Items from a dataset

++++++++++

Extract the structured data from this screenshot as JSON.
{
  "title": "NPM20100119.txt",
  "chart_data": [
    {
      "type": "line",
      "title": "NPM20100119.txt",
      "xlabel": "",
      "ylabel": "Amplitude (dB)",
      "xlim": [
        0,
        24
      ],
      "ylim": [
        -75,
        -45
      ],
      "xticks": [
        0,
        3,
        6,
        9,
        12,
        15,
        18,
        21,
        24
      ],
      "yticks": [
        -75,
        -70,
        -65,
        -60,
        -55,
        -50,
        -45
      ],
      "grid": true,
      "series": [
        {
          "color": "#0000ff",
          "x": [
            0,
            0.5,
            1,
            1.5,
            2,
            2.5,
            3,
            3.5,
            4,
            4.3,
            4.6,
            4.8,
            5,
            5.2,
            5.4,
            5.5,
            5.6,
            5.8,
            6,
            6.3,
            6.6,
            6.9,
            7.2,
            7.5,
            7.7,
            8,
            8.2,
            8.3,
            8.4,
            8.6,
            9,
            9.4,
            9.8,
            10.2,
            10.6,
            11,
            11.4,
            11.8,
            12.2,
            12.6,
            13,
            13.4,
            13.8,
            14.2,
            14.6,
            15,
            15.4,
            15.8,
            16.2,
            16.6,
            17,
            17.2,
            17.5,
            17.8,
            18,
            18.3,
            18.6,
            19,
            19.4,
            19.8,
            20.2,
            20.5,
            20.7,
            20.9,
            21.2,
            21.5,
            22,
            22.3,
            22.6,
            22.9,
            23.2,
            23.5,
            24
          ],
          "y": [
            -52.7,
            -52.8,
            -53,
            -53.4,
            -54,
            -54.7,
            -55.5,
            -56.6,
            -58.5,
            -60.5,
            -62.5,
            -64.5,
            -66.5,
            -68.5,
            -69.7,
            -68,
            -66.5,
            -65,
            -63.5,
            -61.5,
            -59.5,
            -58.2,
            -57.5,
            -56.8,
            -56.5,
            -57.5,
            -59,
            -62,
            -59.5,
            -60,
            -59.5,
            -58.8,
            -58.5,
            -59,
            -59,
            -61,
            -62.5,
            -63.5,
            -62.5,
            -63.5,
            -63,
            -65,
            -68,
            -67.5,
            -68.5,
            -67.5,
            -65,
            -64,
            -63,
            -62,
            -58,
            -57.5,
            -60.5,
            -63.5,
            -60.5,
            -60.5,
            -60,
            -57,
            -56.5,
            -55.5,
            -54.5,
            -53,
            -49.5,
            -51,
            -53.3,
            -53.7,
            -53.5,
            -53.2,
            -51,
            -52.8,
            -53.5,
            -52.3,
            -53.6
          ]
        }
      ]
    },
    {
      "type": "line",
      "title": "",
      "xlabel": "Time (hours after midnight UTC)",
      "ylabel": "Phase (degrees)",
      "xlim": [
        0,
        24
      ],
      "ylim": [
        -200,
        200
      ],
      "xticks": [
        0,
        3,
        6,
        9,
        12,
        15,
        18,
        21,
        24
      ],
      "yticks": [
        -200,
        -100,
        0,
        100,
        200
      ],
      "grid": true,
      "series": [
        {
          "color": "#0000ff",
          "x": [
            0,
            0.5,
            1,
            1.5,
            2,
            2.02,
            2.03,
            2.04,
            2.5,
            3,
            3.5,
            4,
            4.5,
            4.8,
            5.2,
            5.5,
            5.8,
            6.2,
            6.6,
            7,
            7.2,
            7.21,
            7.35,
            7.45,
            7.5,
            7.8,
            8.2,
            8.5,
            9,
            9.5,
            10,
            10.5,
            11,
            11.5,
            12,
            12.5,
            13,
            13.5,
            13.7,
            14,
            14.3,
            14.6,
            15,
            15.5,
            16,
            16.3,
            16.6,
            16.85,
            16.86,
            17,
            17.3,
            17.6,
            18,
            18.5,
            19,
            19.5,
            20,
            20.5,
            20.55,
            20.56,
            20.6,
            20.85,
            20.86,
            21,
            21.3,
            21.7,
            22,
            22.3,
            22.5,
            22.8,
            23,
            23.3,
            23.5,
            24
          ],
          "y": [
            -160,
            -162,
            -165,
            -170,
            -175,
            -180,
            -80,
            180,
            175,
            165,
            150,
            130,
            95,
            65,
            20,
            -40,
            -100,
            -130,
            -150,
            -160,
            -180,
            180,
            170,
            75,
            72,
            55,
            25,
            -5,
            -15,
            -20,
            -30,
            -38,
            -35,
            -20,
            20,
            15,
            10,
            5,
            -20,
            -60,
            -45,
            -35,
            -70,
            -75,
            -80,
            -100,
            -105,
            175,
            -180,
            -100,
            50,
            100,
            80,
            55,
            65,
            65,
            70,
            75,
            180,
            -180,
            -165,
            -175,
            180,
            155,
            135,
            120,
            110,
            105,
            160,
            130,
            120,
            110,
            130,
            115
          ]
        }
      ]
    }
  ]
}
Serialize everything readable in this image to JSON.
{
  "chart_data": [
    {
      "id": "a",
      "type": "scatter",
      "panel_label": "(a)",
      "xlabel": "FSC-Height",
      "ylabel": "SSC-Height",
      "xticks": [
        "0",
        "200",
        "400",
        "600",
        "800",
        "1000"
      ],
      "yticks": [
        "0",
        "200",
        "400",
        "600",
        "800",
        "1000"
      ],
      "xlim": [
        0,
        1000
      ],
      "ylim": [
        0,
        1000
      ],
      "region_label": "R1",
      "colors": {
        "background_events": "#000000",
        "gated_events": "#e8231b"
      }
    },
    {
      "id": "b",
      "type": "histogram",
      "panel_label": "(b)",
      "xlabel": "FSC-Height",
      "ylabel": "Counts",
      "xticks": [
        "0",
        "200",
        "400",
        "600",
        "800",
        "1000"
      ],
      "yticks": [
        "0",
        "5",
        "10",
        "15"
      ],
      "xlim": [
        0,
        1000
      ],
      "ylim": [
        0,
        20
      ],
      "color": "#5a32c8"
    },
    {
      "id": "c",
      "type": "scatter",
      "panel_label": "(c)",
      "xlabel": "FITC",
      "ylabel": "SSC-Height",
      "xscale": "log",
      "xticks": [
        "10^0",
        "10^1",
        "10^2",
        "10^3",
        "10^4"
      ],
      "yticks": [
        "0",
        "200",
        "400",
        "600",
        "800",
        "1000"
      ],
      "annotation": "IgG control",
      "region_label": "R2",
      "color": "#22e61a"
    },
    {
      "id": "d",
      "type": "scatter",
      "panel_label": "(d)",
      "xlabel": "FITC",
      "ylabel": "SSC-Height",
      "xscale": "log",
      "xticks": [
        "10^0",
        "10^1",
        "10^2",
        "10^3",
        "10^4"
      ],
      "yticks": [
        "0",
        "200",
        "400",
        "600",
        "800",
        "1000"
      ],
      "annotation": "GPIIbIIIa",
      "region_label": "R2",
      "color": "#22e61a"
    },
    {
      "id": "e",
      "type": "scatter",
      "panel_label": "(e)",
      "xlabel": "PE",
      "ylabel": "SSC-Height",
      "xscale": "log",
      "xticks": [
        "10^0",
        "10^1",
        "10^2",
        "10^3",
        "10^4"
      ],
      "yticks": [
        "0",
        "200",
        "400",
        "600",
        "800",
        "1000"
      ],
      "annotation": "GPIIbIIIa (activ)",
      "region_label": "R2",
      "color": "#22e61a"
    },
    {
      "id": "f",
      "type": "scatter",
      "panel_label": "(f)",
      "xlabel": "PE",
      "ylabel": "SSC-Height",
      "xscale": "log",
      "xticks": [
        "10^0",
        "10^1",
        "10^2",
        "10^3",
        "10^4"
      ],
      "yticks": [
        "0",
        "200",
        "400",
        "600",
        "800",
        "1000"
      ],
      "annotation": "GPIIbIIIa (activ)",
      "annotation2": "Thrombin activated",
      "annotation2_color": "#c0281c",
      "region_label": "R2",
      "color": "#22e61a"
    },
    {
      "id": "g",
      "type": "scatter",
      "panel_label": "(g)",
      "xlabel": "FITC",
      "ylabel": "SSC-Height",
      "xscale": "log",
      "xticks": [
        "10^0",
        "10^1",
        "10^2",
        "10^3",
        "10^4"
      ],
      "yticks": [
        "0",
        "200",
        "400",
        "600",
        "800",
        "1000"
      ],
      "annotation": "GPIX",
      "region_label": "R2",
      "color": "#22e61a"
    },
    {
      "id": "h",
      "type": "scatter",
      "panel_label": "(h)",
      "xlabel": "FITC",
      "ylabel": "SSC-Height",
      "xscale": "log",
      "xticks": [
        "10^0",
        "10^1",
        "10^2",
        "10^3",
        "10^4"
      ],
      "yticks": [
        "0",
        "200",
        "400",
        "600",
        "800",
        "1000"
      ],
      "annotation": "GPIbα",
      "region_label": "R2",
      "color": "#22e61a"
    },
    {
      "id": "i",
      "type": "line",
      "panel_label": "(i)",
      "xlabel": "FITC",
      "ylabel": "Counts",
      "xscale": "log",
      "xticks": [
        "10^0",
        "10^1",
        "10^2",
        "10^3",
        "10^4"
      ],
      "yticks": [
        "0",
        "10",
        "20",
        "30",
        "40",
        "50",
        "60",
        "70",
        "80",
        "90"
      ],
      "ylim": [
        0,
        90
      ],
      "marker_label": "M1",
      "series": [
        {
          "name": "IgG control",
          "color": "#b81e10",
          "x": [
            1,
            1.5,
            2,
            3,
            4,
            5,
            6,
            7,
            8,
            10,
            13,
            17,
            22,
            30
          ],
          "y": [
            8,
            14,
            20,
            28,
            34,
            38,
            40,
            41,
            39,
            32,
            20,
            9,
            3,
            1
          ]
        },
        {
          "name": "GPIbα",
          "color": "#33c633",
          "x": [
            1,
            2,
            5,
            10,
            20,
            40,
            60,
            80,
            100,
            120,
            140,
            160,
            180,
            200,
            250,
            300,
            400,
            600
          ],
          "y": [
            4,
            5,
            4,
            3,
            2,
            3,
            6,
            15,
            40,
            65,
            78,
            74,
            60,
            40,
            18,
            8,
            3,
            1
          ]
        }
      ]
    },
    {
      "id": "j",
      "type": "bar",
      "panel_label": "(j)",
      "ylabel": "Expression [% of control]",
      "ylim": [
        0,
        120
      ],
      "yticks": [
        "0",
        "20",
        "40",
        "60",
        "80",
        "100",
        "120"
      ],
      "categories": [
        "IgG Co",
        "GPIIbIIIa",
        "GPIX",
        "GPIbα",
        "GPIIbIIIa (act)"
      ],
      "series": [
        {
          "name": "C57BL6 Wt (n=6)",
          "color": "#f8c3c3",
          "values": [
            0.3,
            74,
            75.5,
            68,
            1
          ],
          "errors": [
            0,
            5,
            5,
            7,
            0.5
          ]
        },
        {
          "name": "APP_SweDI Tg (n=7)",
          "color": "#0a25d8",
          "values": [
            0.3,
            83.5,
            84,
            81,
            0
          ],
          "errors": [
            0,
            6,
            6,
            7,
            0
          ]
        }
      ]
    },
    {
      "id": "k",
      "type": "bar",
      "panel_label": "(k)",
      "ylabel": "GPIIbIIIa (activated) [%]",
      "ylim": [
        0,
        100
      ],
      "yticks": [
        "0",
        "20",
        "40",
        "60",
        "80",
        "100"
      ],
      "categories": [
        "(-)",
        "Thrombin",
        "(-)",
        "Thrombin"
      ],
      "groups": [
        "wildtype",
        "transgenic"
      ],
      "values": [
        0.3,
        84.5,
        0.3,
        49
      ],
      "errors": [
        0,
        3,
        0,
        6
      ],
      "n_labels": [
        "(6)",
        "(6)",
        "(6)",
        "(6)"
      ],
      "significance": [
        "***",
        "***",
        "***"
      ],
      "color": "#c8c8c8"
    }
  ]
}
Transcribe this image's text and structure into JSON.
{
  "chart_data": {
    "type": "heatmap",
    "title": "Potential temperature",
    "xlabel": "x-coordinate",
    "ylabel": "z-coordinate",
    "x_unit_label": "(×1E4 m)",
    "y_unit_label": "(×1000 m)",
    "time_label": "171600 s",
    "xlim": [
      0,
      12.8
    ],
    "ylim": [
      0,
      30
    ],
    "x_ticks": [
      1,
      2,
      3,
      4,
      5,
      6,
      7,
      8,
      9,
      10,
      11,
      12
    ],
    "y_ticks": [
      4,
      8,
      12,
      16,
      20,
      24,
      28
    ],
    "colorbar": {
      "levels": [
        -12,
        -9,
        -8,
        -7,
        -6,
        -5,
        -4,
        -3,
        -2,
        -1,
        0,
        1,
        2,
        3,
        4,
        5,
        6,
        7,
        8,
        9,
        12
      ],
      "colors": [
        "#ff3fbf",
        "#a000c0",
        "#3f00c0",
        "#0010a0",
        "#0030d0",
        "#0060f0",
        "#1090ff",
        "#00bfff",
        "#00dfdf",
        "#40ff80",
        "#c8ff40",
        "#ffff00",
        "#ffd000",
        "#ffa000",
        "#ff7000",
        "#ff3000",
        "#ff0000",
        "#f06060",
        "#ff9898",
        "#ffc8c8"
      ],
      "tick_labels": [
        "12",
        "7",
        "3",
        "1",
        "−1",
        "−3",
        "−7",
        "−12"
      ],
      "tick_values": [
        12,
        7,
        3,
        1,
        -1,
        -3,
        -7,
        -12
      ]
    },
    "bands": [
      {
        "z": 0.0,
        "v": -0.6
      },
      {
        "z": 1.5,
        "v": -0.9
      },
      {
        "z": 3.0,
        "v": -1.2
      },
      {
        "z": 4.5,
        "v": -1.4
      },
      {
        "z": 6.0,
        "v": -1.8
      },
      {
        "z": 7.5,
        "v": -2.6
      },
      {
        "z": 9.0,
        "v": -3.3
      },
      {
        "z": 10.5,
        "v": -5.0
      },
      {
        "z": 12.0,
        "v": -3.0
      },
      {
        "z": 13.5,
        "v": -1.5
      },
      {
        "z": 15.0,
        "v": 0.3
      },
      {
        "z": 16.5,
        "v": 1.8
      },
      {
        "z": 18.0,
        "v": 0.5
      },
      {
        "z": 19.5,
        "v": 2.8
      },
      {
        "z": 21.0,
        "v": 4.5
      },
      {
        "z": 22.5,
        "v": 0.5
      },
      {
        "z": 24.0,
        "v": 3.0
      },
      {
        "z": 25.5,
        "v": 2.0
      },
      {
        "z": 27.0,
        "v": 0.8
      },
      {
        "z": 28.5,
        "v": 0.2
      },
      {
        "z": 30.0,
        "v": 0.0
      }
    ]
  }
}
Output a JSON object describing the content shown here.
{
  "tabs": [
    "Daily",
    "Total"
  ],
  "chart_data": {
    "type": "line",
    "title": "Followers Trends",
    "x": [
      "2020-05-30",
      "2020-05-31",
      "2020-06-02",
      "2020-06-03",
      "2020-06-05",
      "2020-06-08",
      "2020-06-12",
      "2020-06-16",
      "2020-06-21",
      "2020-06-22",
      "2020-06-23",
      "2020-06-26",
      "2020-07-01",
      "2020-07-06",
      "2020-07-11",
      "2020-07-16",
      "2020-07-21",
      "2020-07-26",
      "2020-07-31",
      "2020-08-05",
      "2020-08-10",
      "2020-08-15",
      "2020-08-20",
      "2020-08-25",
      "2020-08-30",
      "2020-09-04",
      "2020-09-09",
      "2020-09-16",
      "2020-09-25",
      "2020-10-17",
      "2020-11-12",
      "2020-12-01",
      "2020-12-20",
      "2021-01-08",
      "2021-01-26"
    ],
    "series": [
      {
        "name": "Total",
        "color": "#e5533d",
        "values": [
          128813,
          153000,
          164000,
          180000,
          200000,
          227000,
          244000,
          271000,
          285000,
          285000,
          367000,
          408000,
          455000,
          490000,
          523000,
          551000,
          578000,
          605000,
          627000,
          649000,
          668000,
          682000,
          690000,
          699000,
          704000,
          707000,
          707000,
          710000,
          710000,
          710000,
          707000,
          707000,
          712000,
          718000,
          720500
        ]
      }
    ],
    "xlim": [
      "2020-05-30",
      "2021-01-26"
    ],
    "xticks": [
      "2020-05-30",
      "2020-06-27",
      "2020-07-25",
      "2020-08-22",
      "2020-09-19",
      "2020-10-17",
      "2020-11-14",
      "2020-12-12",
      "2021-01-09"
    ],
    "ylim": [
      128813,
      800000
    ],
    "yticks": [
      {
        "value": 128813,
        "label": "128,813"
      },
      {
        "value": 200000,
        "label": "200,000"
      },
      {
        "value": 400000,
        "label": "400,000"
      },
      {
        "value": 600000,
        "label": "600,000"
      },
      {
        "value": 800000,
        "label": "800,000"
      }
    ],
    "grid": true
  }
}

++++++++++

WHAT YOU WILL DO: Each line containing the word "activated" counts once; report the total alone.

THE OUTPUT: 2